• **EXERCISE OBJECTIVE**
Copy the entries below exactly; any picture among them should be left out.

Excerpts from a dataset:
◆ ◆ ◆ ◆ ◆ ◆ ◆

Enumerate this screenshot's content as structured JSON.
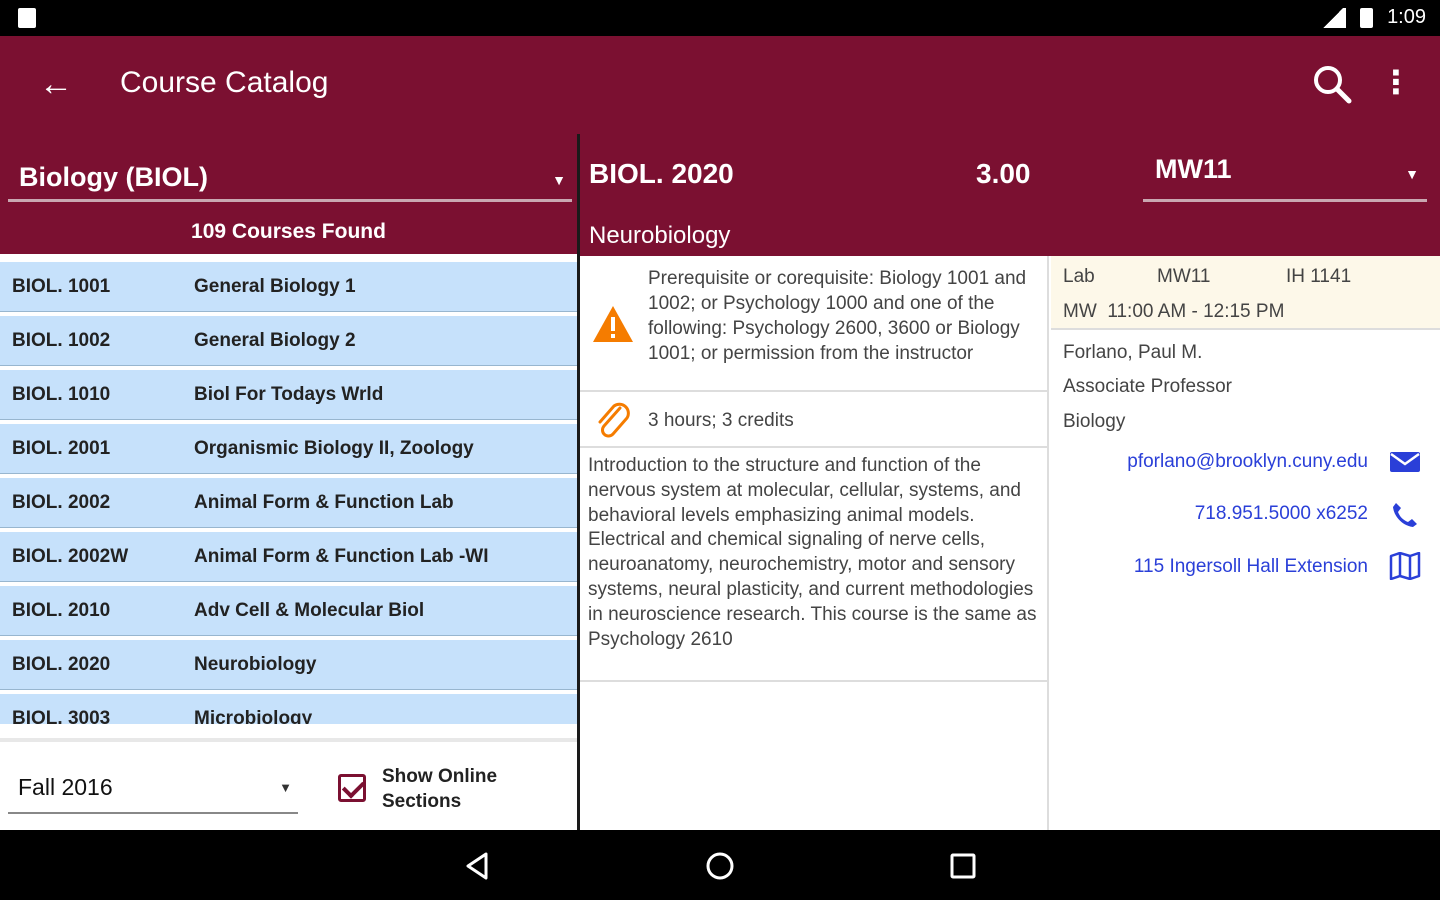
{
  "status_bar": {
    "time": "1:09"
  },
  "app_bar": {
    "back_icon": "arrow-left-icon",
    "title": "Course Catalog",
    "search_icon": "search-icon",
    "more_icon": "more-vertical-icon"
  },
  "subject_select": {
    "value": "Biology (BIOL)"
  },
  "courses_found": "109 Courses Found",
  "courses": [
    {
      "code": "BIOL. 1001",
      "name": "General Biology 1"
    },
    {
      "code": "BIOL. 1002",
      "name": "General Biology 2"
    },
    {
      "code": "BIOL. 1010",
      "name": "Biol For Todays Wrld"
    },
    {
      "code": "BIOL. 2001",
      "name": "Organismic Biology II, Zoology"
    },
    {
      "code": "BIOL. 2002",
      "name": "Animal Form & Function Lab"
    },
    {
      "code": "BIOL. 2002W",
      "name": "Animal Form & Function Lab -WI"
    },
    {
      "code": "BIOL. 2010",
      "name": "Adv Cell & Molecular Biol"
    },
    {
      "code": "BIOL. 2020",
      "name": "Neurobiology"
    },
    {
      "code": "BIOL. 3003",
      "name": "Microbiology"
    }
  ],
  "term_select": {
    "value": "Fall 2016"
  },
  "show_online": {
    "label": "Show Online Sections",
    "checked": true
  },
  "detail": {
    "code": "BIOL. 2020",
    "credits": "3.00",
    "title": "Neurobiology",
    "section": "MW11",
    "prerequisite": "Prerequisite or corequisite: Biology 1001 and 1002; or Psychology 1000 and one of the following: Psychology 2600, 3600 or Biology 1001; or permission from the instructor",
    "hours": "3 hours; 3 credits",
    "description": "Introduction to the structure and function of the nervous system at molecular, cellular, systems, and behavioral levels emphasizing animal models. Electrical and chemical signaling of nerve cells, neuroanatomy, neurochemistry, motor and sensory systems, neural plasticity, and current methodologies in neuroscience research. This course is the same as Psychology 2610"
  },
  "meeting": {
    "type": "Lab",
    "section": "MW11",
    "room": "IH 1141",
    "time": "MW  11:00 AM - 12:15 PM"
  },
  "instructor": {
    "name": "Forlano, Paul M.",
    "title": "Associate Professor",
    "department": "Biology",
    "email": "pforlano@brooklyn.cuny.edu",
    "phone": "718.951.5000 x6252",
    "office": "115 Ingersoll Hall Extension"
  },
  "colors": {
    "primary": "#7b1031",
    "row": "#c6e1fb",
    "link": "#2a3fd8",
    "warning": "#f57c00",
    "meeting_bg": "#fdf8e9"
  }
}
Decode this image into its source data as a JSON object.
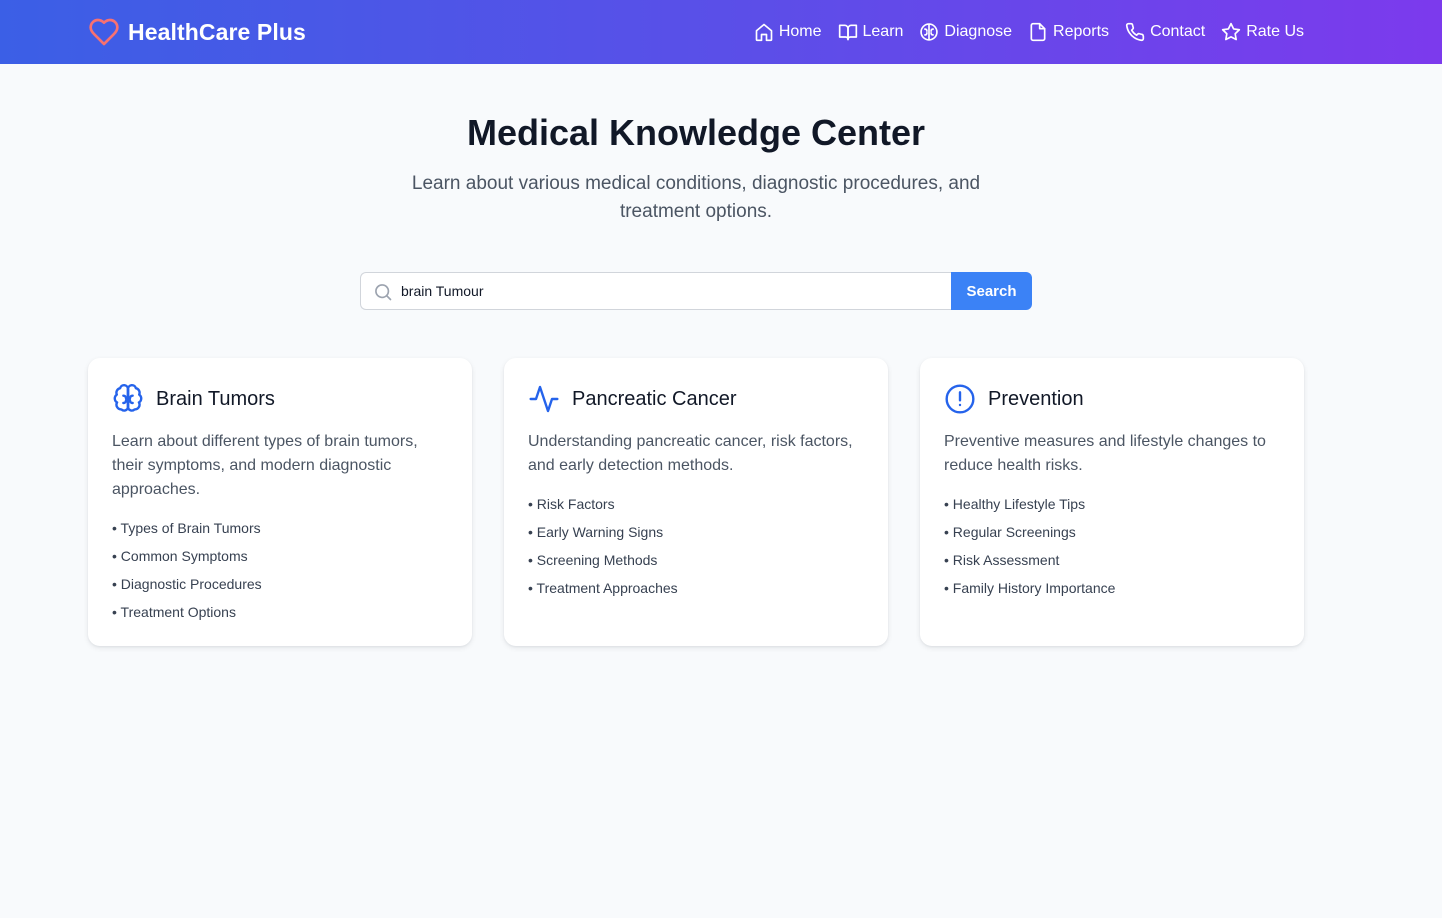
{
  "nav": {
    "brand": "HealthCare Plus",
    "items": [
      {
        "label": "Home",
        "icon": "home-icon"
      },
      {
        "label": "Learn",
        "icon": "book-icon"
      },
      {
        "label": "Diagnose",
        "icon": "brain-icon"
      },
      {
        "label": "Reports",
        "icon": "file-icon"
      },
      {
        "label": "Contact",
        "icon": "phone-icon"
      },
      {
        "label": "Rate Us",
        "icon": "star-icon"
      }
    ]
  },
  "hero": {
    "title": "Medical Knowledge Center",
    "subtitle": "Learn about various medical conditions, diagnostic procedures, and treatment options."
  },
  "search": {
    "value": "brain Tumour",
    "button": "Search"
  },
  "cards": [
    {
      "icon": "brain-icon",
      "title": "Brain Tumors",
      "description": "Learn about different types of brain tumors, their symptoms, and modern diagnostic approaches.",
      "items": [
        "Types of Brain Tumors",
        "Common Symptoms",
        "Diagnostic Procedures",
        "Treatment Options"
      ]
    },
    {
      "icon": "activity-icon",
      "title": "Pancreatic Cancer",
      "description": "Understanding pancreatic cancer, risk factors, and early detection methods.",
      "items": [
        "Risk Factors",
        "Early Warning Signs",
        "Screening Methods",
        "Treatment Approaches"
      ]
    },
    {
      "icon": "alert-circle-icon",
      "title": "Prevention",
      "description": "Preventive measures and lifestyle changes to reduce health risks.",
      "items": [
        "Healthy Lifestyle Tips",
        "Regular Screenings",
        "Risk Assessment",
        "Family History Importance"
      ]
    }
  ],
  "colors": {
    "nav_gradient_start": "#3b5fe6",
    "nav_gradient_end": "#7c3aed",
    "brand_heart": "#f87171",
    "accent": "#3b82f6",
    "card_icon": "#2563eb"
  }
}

◆ ◆ ◆ ◆ ◆ ◆ ◆

• **RESULT**
Enumerate this screenshot's content as structured JSON.
{
  "status_bar": {
    "time": "1:09"
  },
  "app_bar": {
    "back_icon": "arrow-left-icon",
    "title": "Course Catalog",
    "search_icon": "search-icon",
    "more_icon": "more-vertical-icon"
  },
  "subject_select": {
    "value": "Biology (BIOL)"
  },
  "courses_found": "109 Courses Found",
  "courses": [
    {
      "code": "BIOL. 1001",
      "name": "General Biology 1"
    },
    {
      "code": "BIOL. 1002",
      "name": "General Biology 2"
    },
    {
      "code": "BIOL. 1010",
      "name": "Biol For Todays Wrld"
    },
    {
      "code": "BIOL. 2001",
      "name": "Organismic Biology II, Zoology"
    },
    {
      "code": "BIOL. 2002",
      "name": "Animal Form & Function Lab"
    },
    {
      "code": "BIOL. 2002W",
      "name": "Animal Form & Function Lab -WI"
    },
    {
      "code": "BIOL. 2010",
      "name": "Adv Cell & Molecular Biol"
    },
    {
      "code": "BIOL. 2020",
      "name": "Neurobiology"
    },
    {
      "code": "BIOL. 3003",
      "name": "Microbiology"
    }
  ],
  "term_select": {
    "value": "Fall 2016"
  },
  "show_online": {
    "label": "Show Online Sections",
    "checked": true
  },
  "detail": {
    "code": "BIOL. 2020",
    "credits": "3.00",
    "title": "Neurobiology",
    "section": "MW11",
    "prerequisite": "Prerequisite or corequisite: Biology 1001 and 1002; or Psychology 1000 and one of the following: Psychology 2600, 3600 or Biology 1001; or permission from the instructor",
    "hours": "3 hours; 3 credits",
    "description": "Introduction to the structure and function of the nervous system at molecular, cellular, systems, and behavioral levels emphasizing animal models. Electrical and chemical signaling of nerve cells, neuroanatomy, neurochemistry, motor and sensory systems, neural plasticity, and current methodologies in neuroscience research. This course is the same as Psychology 2610"
  },
  "meeting": {
    "type": "Lab",
    "section": "MW11",
    "room": "IH 1141",
    "time": "MW  11:00 AM - 12:15 PM"
  },
  "instructor": {
    "name": "Forlano, Paul M.",
    "title": "Associate Professor",
    "department": "Biology",
    "email": "pforlano@brooklyn.cuny.edu",
    "phone": "718.951.5000 x6252",
    "office": "115 Ingersoll Hall Extension"
  },
  "colors": {
    "primary": "#7b1031",
    "row": "#c6e1fb",
    "link": "#2a3fd8",
    "warning": "#f57c00",
    "meeting_bg": "#fdf8e9"
  }
}
Decode this image into its source data as a JSON object.
{
  "nav": {
    "brand": "HealthCare Plus",
    "items": [
      {
        "label": "Home",
        "icon": "home-icon"
      },
      {
        "label": "Learn",
        "icon": "book-icon"
      },
      {
        "label": "Diagnose",
        "icon": "brain-icon"
      },
      {
        "label": "Reports",
        "icon": "file-icon"
      },
      {
        "label": "Contact",
        "icon": "phone-icon"
      },
      {
        "label": "Rate Us",
        "icon": "star-icon"
      }
    ]
  },
  "hero": {
    "title": "Medical Knowledge Center",
    "subtitle": "Learn about various medical conditions, diagnostic procedures, and treatment options."
  },
  "search": {
    "value": "brain Tumour",
    "button": "Search"
  },
  "cards": [
    {
      "icon": "brain-icon",
      "title": "Brain Tumors",
      "description": "Learn about different types of brain tumors, their symptoms, and modern diagnostic approaches.",
      "items": [
        "Types of Brain Tumors",
        "Common Symptoms",
        "Diagnostic Procedures",
        "Treatment Options"
      ]
    },
    {
      "icon": "activity-icon",
      "title": "Pancreatic Cancer",
      "description": "Understanding pancreatic cancer, risk factors, and early detection methods.",
      "items": [
        "Risk Factors",
        "Early Warning Signs",
        "Screening Methods",
        "Treatment Approaches"
      ]
    },
    {
      "icon": "alert-circle-icon",
      "title": "Prevention",
      "description": "Preventive measures and lifestyle changes to reduce health risks.",
      "items": [
        "Healthy Lifestyle Tips",
        "Regular Screenings",
        "Risk Assessment",
        "Family History Importance"
      ]
    }
  ],
  "colors": {
    "nav_gradient_start": "#3b5fe6",
    "nav_gradient_end": "#7c3aed",
    "brand_heart": "#f87171",
    "accent": "#3b82f6",
    "card_icon": "#2563eb"
  }
}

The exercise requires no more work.